[Data entries]
═══

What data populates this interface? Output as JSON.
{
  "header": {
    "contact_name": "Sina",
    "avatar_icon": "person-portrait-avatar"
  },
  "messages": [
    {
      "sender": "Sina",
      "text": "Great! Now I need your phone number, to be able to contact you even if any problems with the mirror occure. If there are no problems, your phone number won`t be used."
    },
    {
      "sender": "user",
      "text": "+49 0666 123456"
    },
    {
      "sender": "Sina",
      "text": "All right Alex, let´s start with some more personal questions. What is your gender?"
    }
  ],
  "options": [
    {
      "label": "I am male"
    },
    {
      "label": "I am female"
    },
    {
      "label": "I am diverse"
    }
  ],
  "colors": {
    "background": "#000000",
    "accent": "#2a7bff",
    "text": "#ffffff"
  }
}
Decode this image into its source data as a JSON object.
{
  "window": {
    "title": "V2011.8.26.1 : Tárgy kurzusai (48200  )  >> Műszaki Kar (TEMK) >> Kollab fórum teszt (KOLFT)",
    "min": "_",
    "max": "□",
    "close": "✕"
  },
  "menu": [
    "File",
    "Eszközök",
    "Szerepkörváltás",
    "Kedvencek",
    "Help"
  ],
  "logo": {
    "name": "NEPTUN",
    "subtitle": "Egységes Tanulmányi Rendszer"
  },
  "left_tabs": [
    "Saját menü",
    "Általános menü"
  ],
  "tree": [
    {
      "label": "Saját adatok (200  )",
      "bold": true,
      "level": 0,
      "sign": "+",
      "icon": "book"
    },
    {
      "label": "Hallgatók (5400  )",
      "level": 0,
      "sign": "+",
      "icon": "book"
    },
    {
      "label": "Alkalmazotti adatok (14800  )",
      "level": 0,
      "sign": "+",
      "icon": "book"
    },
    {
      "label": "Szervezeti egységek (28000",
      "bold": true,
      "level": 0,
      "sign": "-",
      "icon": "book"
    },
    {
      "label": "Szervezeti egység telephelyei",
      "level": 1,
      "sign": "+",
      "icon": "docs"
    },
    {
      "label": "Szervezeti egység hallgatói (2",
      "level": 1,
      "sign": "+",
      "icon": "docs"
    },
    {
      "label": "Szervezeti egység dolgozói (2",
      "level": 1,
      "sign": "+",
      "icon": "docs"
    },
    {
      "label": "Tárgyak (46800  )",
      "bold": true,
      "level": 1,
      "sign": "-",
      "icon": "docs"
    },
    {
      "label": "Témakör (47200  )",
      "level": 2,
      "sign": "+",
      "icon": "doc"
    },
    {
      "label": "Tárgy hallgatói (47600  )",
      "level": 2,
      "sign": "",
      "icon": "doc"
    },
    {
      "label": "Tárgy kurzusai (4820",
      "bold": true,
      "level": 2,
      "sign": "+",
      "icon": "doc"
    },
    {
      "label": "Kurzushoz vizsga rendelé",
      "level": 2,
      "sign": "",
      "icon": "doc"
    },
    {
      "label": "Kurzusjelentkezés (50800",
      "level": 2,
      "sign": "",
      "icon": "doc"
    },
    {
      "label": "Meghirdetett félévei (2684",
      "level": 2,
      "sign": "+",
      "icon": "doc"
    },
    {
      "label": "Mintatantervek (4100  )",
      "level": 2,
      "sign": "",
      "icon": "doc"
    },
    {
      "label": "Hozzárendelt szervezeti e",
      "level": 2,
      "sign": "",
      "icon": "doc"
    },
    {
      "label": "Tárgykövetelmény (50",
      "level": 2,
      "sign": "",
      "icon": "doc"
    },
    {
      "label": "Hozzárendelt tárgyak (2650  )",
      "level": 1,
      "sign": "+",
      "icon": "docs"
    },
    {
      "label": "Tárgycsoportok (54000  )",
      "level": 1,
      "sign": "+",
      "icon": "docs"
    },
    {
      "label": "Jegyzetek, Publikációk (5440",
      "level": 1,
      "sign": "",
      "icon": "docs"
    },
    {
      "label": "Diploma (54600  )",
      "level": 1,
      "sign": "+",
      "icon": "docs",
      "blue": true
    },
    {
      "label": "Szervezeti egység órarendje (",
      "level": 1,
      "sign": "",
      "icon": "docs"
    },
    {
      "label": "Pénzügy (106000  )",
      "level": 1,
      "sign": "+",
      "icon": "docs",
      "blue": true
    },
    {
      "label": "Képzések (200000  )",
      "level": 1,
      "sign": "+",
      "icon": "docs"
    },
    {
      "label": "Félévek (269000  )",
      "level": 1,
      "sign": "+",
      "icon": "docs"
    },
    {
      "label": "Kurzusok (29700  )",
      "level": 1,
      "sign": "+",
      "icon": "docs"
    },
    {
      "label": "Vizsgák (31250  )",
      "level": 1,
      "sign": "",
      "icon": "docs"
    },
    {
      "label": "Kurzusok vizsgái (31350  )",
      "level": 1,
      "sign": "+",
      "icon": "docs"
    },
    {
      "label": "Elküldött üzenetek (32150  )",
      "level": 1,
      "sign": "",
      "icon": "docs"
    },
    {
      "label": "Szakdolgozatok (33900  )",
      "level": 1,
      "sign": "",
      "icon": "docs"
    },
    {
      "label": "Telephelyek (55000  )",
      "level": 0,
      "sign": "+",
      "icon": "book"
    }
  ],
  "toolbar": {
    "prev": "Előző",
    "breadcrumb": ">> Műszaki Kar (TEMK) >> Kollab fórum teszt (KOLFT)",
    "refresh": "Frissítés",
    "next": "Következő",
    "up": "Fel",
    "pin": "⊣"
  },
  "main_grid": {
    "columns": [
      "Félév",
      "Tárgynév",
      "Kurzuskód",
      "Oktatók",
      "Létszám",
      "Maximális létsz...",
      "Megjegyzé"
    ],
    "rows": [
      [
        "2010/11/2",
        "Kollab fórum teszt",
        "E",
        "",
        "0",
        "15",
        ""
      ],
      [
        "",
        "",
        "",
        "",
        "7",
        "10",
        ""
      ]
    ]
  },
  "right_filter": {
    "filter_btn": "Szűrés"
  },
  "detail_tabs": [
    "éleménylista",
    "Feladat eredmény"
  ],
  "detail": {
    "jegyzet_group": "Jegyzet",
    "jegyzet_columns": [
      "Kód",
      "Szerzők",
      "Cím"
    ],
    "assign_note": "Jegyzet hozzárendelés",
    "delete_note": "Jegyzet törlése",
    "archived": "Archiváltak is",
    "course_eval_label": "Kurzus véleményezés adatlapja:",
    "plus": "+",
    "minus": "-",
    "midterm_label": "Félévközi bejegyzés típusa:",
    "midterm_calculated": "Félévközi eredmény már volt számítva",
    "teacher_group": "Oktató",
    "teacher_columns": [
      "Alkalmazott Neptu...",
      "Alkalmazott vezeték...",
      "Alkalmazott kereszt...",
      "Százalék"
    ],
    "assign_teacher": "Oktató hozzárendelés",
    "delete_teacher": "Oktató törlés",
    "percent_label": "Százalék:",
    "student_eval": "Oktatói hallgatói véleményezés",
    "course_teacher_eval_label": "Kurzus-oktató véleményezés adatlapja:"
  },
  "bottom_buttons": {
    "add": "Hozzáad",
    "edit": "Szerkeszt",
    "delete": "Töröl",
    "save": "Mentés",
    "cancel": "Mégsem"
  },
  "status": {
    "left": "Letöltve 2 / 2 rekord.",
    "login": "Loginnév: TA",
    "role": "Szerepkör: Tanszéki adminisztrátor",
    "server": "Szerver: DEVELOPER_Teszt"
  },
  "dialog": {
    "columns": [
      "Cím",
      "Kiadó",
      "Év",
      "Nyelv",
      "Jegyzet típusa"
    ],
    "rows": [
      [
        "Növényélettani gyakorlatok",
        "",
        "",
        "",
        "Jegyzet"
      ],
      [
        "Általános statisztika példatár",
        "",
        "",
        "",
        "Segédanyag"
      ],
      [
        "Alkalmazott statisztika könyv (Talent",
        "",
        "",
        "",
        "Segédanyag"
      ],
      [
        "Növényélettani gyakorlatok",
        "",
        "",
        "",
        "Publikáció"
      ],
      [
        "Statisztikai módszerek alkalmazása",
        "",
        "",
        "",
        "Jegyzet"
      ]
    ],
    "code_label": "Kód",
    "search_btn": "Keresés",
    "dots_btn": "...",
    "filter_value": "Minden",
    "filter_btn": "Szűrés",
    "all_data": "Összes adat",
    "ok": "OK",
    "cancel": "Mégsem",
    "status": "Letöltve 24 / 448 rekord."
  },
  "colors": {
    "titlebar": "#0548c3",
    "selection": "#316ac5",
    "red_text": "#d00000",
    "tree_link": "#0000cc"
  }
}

═══

:: REQUIREMENT ::
Lines in the records that hold the word "Félévközi" are to be counted; give only the total.

:: FULL OUTPUT ::
2